> **SHORT TASK**
Locate the lines of the listing below that hold "ffffff", then copy each of them.
───── EXCERPTED DATA
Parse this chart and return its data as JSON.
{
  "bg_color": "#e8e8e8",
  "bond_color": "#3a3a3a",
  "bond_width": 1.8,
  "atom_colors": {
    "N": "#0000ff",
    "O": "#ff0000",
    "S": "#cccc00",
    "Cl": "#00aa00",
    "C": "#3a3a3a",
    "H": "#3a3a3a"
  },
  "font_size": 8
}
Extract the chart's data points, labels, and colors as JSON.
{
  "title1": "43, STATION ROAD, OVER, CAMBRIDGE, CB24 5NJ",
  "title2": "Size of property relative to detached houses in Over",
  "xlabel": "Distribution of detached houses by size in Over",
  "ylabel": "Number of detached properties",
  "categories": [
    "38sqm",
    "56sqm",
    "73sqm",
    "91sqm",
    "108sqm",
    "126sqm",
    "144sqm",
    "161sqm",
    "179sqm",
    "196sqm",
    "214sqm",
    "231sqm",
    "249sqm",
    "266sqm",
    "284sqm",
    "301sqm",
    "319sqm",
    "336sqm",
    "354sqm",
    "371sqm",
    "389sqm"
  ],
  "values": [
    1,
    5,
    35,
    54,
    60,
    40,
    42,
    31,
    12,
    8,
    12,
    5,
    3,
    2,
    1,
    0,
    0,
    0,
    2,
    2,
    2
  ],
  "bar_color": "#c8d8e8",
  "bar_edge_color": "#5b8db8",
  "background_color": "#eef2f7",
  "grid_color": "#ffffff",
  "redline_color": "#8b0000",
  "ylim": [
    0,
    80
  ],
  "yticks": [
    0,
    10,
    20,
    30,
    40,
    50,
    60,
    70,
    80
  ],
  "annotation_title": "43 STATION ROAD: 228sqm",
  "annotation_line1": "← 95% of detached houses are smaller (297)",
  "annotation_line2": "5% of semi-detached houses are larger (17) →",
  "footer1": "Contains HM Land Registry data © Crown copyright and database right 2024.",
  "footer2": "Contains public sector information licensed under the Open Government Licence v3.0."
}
──────────
───── EXCERPTED DATA
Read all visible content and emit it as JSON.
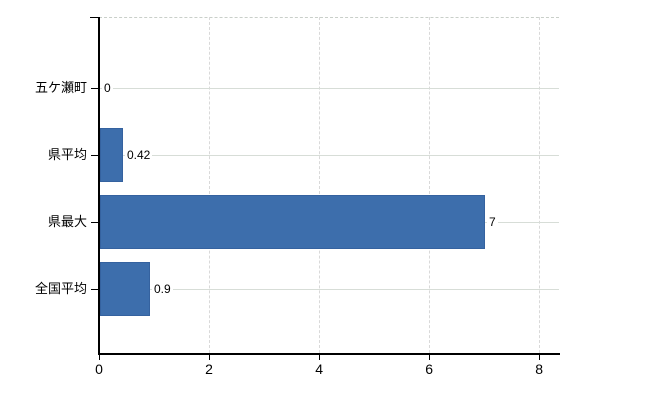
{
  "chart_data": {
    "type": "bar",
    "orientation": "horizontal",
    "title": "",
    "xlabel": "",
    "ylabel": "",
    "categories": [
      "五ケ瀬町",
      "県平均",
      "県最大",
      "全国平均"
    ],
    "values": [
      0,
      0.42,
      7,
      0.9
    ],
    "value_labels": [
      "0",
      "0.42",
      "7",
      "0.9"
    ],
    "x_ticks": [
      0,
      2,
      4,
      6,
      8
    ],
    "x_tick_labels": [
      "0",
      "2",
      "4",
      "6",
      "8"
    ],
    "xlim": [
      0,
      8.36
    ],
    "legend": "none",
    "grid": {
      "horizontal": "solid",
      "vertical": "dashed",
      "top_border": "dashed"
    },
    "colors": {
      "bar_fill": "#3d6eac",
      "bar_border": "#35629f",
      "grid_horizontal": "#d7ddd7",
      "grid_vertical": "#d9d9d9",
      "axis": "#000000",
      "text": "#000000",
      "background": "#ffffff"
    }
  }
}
──────────
───── EXCERPTED DATA
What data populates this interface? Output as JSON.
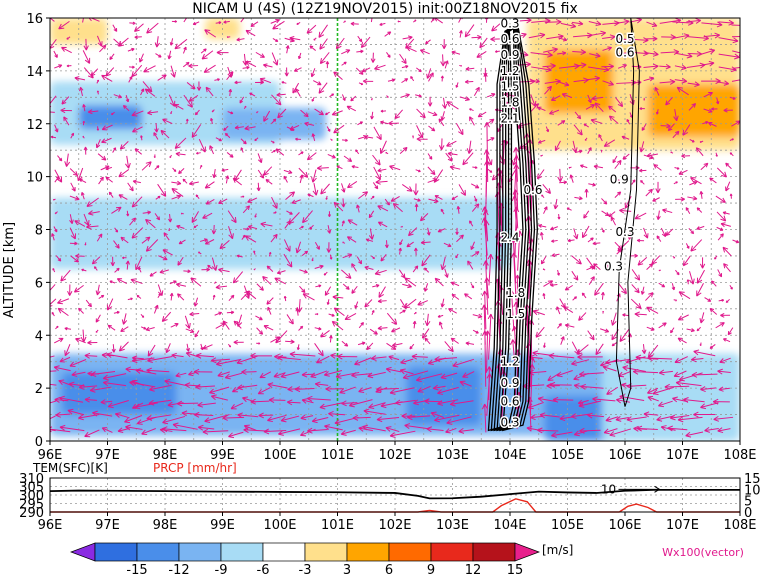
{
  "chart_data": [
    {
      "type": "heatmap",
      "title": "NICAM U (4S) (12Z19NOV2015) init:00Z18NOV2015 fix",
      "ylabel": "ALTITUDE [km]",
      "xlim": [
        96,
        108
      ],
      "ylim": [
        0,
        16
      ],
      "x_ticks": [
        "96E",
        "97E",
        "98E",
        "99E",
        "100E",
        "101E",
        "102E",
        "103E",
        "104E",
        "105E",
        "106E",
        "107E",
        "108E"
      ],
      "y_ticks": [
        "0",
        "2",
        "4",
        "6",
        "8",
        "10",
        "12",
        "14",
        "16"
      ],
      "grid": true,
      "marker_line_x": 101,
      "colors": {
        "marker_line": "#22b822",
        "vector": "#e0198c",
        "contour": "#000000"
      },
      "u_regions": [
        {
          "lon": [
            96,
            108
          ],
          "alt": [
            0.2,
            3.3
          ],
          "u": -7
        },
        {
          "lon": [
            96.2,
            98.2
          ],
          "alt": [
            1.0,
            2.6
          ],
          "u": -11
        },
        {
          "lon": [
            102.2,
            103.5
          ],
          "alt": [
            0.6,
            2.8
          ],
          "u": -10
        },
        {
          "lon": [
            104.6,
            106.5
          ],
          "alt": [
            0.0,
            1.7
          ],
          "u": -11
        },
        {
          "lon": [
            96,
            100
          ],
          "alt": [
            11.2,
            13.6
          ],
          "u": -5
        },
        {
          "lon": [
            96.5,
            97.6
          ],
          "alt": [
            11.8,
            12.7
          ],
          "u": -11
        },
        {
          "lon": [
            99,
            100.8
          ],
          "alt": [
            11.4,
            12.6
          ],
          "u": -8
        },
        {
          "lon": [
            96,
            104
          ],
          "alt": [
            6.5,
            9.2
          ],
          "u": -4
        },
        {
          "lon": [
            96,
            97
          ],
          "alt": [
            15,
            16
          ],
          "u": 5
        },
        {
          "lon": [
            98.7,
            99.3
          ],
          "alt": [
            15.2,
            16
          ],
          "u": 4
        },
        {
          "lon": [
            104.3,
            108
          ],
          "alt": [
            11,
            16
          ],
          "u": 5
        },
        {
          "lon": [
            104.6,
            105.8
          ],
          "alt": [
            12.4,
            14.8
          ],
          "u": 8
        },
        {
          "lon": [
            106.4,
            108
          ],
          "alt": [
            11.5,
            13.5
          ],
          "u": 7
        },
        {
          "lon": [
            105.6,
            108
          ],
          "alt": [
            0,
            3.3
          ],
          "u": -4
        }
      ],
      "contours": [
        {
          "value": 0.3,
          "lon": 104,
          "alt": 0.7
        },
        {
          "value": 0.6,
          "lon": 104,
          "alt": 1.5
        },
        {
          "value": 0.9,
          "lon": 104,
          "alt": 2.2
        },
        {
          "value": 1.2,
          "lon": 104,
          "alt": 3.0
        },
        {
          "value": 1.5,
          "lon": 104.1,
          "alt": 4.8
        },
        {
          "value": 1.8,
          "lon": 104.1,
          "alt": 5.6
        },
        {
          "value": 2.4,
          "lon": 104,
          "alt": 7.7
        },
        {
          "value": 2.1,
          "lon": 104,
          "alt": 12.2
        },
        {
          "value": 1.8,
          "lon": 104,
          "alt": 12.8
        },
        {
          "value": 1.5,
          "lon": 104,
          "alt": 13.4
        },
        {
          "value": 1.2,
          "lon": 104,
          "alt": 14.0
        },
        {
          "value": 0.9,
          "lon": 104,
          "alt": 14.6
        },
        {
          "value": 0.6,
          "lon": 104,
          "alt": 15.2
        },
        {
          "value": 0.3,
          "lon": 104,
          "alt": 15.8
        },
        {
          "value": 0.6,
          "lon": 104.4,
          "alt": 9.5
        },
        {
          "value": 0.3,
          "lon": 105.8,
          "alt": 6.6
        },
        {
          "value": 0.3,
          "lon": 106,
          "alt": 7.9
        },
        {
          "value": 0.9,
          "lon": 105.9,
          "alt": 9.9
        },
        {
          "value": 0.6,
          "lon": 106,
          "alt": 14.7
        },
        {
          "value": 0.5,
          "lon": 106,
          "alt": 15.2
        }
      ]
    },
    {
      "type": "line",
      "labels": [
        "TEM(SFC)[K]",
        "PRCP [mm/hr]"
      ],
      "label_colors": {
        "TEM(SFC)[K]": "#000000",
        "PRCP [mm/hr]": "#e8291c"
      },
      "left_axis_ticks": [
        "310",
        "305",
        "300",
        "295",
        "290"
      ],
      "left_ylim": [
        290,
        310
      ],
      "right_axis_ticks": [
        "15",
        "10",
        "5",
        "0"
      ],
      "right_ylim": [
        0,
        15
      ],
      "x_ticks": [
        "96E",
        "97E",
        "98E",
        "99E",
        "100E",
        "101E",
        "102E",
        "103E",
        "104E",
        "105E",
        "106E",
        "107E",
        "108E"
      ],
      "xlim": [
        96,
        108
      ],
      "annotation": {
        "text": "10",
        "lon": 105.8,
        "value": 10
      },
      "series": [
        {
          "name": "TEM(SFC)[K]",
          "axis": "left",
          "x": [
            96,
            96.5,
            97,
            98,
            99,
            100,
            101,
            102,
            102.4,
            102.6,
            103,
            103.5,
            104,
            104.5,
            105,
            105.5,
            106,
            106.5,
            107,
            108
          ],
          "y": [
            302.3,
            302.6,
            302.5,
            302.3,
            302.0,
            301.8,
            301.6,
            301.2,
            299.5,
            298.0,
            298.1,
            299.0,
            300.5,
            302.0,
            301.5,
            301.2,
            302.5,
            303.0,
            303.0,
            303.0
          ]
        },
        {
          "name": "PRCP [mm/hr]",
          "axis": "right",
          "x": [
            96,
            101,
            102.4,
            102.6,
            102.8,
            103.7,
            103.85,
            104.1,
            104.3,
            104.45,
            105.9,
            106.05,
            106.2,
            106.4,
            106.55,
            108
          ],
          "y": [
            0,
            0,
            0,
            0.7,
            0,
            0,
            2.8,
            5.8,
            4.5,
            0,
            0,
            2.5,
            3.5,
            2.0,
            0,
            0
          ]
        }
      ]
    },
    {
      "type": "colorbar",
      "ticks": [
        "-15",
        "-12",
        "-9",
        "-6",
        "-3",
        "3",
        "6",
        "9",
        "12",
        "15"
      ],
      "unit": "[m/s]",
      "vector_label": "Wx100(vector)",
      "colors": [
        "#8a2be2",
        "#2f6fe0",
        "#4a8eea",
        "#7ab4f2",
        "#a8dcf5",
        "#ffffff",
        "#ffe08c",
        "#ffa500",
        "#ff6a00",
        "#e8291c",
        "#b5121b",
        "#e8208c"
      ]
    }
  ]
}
──────────
> **OUTPUT**
  "grid_color": "#ffffff",
      "background": "#ffffff"
        "#ffffff",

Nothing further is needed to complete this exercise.